▶ Short problem
Find every line in the records that contains the string "Mg₂SiO₄", and copy each of those lines.

▶ Records provided
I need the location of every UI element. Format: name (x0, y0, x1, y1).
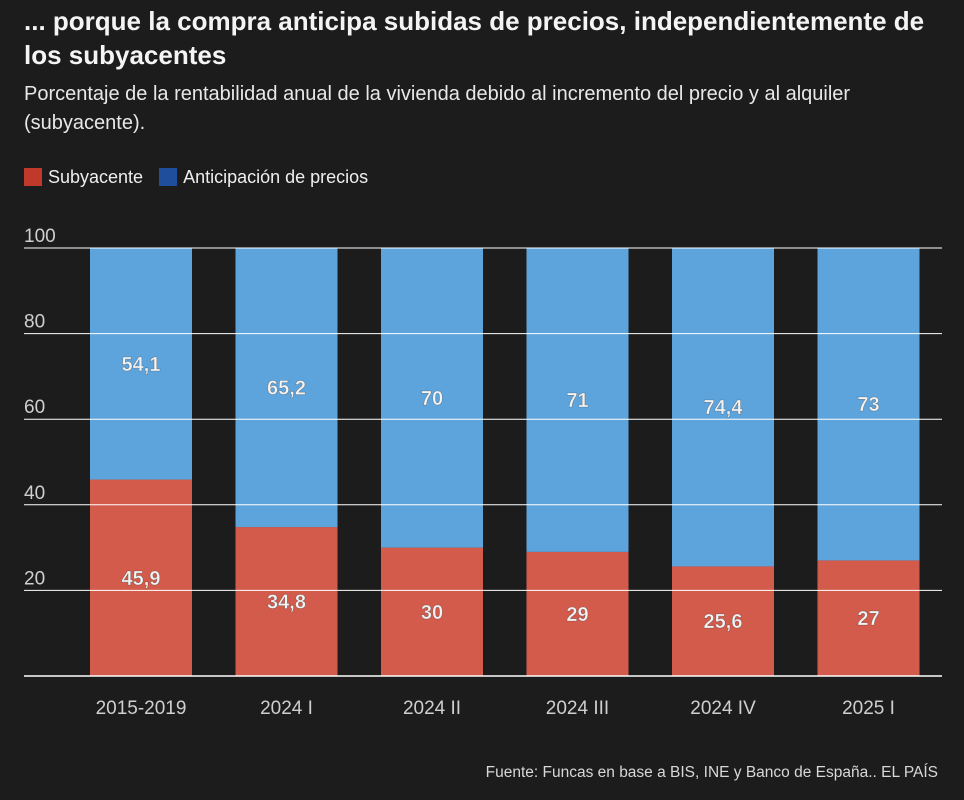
...
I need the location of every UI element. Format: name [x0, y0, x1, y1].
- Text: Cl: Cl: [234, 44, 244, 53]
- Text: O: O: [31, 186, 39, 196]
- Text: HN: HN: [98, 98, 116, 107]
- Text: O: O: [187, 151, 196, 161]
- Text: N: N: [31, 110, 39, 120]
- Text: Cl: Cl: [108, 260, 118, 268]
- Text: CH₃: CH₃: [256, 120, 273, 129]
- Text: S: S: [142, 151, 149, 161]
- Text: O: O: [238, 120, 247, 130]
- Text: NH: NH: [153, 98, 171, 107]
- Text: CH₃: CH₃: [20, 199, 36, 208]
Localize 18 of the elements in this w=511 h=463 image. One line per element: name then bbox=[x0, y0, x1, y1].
---
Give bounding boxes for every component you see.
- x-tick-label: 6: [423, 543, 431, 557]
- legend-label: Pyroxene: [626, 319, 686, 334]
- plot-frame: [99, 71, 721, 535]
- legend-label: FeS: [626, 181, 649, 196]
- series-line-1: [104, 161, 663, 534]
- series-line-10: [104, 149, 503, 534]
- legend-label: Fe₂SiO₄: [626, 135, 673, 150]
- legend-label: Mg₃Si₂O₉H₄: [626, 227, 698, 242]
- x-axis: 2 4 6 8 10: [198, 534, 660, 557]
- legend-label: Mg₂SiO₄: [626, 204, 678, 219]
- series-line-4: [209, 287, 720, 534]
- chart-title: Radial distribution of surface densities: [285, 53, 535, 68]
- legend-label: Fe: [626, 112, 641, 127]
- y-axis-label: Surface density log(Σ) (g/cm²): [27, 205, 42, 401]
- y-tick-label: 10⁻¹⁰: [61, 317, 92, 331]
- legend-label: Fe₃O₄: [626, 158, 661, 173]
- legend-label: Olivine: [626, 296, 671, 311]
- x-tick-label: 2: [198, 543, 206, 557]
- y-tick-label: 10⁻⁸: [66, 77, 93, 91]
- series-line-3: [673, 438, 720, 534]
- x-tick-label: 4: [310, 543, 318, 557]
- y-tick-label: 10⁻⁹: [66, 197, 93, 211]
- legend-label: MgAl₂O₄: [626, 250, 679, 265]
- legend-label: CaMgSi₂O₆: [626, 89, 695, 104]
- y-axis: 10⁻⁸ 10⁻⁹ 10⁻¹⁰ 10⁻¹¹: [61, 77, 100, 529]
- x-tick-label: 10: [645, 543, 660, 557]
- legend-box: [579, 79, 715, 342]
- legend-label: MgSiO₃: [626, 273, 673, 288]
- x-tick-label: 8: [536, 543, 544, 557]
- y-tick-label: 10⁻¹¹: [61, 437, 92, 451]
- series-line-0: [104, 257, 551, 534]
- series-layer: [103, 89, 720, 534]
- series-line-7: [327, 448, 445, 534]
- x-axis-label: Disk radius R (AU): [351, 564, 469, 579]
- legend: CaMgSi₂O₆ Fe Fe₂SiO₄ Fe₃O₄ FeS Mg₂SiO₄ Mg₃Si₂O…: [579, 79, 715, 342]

▶ Written response
- legend-label: Mg₂SiO₄: [626, 204, 678, 219]
- legend: CaMgSi₂O₆ Fe Fe₂SiO₄ Fe₃O₄ FeS Mg₂SiO₄ Mg₃Si₂O…: [579, 79, 715, 342]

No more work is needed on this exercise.